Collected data

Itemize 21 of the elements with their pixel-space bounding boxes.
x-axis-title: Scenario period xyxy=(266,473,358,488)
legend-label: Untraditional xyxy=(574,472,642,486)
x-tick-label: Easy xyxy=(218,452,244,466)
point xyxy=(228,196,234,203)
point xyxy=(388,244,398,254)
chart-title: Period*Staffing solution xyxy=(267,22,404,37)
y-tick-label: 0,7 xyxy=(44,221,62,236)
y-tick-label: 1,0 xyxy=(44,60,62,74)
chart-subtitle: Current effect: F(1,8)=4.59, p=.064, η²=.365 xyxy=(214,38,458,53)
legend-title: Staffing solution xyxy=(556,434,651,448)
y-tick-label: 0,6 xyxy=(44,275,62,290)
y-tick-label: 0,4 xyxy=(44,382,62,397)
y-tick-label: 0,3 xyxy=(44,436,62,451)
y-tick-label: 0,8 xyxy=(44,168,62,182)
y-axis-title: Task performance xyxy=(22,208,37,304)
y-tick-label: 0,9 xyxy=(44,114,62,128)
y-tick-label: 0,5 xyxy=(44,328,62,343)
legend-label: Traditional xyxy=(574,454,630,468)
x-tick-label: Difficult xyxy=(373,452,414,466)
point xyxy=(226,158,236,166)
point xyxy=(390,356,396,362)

- [Written request] Echo every line above word for word.

- [Problem solution]
Itemize 21 of the elements with their pixel-space bounding boxes.
x-axis-title: Scenario period xyxy=(266,473,358,488)
legend-label: Untraditional xyxy=(574,472,642,486)
x-tick-label: Easy xyxy=(218,452,244,466)
point xyxy=(228,196,234,203)
point xyxy=(388,244,398,254)
chart-title: Period*Staffing solution xyxy=(267,22,404,37)
y-tick-label: 0,7 xyxy=(44,221,62,236)
y-tick-label: 1,0 xyxy=(44,60,62,74)
chart-subtitle: Current effect: F(1,8)=4.59, p=.064, η²=.365 xyxy=(214,38,458,53)
legend-title: Staffing solution xyxy=(556,434,651,448)
y-tick-label: 0,6 xyxy=(44,275,62,290)
y-tick-label: 0,4 xyxy=(44,382,62,397)
y-tick-label: 0,3 xyxy=(44,436,62,451)
y-tick-label: 0,8 xyxy=(44,168,62,182)
y-axis-title: Task performance xyxy=(22,208,37,304)
y-tick-label: 0,9 xyxy=(44,114,62,128)
y-tick-label: 0,5 xyxy=(44,328,62,343)
legend-label: Traditional xyxy=(574,454,630,468)
x-tick-label: Difficult xyxy=(373,452,414,466)
point xyxy=(226,158,236,166)
point xyxy=(390,356,396,362)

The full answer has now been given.